>> START Entries shown

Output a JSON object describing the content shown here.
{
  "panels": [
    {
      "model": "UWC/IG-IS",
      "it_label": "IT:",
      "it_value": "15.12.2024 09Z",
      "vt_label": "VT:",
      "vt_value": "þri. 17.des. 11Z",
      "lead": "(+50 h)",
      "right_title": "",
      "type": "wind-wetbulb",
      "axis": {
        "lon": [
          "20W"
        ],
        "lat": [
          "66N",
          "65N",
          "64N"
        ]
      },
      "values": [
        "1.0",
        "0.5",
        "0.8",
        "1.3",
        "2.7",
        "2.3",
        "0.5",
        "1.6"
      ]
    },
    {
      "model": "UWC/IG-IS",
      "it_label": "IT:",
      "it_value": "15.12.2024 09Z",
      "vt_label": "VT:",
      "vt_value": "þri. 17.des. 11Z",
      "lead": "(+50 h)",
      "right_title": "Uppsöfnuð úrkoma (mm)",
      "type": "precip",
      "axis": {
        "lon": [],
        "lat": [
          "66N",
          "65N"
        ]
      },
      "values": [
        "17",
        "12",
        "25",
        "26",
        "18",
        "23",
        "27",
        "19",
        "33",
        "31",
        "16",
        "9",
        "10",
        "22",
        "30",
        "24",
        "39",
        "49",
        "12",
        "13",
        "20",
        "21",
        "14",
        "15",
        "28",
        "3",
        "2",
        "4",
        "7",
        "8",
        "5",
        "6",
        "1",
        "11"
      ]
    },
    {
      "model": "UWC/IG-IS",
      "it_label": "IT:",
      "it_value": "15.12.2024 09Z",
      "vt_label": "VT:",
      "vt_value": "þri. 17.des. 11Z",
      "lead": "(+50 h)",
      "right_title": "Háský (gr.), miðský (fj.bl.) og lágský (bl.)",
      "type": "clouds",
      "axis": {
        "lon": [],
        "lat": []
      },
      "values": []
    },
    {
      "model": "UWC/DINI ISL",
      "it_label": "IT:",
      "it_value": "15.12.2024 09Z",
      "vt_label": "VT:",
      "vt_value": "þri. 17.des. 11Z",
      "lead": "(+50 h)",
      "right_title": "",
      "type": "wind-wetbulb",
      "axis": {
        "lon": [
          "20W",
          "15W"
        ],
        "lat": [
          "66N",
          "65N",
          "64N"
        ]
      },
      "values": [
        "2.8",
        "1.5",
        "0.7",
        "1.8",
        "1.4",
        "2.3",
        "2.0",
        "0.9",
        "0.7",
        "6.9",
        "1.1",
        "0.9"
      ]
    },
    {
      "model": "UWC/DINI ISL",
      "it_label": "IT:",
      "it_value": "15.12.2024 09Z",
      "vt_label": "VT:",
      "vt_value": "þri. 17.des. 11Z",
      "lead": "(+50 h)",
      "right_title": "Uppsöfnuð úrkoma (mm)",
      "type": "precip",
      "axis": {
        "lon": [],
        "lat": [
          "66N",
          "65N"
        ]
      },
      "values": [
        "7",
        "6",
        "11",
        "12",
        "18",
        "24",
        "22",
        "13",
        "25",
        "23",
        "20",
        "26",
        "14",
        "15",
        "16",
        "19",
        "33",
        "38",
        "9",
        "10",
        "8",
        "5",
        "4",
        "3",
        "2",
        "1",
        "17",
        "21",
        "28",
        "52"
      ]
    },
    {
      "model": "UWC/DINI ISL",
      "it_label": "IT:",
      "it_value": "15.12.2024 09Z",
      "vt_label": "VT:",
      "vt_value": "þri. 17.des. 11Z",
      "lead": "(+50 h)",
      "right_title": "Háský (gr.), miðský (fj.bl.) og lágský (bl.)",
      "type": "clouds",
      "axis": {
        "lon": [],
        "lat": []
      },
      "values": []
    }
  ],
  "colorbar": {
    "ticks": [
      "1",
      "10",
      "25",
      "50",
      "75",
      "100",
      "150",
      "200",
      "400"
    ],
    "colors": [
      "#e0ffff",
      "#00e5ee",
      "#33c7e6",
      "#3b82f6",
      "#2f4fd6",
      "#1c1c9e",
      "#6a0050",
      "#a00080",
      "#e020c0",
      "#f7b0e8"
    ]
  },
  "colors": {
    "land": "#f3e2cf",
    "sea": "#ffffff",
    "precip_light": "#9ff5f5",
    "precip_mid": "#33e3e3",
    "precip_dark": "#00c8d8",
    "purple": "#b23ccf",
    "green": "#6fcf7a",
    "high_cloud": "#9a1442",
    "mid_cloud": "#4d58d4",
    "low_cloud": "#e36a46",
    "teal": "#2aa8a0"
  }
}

>> END Entries shown

**Exercise goal:**
Write out every line exactly as it stands.

**The answer:**
Output a JSON object describing the content shown here.
{
  "panels": [
    {
      "model": "UWC/IG-IS",
      "it_label": "IT:",
      "it_value": "15.12.2024 09Z",
      "vt_label": "VT:",
      "vt_value": "þri. 17.des. 11Z",
      "lead": "(+50 h)",
      "right_title": "",
      "type": "wind-wetbulb",
      "axis": {
        "lon": [
          "20W"
        ],
        "lat": [
          "66N",
          "65N",
          "64N"
        ]
      },
      "values": [
        "1.0",
        "0.5",
        "0.8",
        "1.3",
        "2.7",
        "2.3",
        "0.5",
        "1.6"
      ]
    },
    {
      "model": "UWC/IG-IS",
      "it_label": "IT:",
      "it_value": "15.12.2024 09Z",
      "vt_label": "VT:",
      "vt_value": "þri. 17.des. 11Z",
      "lead": "(+50 h)",
      "right_title": "Uppsöfnuð úrkoma (mm)",
      "type": "precip",
      "axis": {
        "lon": [],
        "lat": [
          "66N",
          "65N"
        ]
      },
      "values": [
        "17",
        "12",
        "25",
        "26",
        "18",
        "23",
        "27",
        "19",
        "33",
        "31",
        "16",
        "9",
        "10",
        "22",
        "30",
        "24",
        "39",
        "49",
        "12",
        "13",
        "20",
        "21",
        "14",
        "15",
        "28",
        "3",
        "2",
        "4",
        "7",
        "8",
        "5",
        "6",
        "1",
        "11"
      ]
    },
    {
      "model": "UWC/IG-IS",
      "it_label": "IT:",
      "it_value": "15.12.2024 09Z",
      "vt_label": "VT:",
      "vt_value": "þri. 17.des. 11Z",
      "lead": "(+50 h)",
      "right_title": "Háský (gr.), miðský (fj.bl.) og lágský (bl.)",
      "type": "clouds",
      "axis": {
        "lon": [],
        "lat": []
      },
      "values": []
    },
    {
      "model": "UWC/DINI ISL",
      "it_label": "IT:",
      "it_value": "15.12.2024 09Z",
      "vt_label": "VT:",
      "vt_value": "þri. 17.des. 11Z",
      "lead": "(+50 h)",
      "right_title": "",
      "type": "wind-wetbulb",
      "axis": {
        "lon": [
          "20W",
          "15W"
        ],
        "lat": [
          "66N",
          "65N",
          "64N"
        ]
      },
      "values": [
        "2.8",
        "1.5",
        "0.7",
        "1.8",
        "1.4",
        "2.3",
        "2.0",
        "0.9",
        "0.7",
        "6.9",
        "1.1",
        "0.9"
      ]
    },
    {
      "model": "UWC/DINI ISL",
      "it_label": "IT:",
      "it_value": "15.12.2024 09Z",
      "vt_label": "VT:",
      "vt_value": "þri. 17.des. 11Z",
      "lead": "(+50 h)",
      "right_title": "Uppsöfnuð úrkoma (mm)",
      "type": "precip",
      "axis": {
        "lon": [],
        "lat": [
          "66N",
          "65N"
        ]
      },
      "values": [
        "7",
        "6",
        "11",
        "12",
        "18",
        "24",
        "22",
        "13",
        "25",
        "23",
        "20",
        "26",
        "14",
        "15",
        "16",
        "19",
        "33",
        "38",
        "9",
        "10",
        "8",
        "5",
        "4",
        "3",
        "2",
        "1",
        "17",
        "21",
        "28",
        "52"
      ]
    },
    {
      "model": "UWC/DINI ISL",
      "it_label": "IT:",
      "it_value": "15.12.2024 09Z",
      "vt_label": "VT:",
      "vt_value": "þri. 17.des. 11Z",
      "lead": "(+50 h)",
      "right_title": "Háský (gr.), miðský (fj.bl.) og lágský (bl.)",
      "type": "clouds",
      "axis": {
        "lon": [],
        "lat": []
      },
      "values": []
    }
  ],
  "colorbar": {
    "ticks": [
      "1",
      "10",
      "25",
      "50",
      "75",
      "100",
      "150",
      "200",
      "400"
    ],
    "colors": [
      "#e0ffff",
      "#00e5ee",
      "#33c7e6",
      "#3b82f6",
      "#2f4fd6",
      "#1c1c9e",
      "#6a0050",
      "#a00080",
      "#e020c0",
      "#f7b0e8"
    ]
  },
  "colors": {
    "land": "#f3e2cf",
    "sea": "#ffffff",
    "precip_light": "#9ff5f5",
    "precip_mid": "#33e3e3",
    "precip_dark": "#00c8d8",
    "purple": "#b23ccf",
    "green": "#6fcf7a",
    "high_cloud": "#9a1442",
    "mid_cloud": "#4d58d4",
    "low_cloud": "#e36a46",
    "teal": "#2aa8a0"
  }
}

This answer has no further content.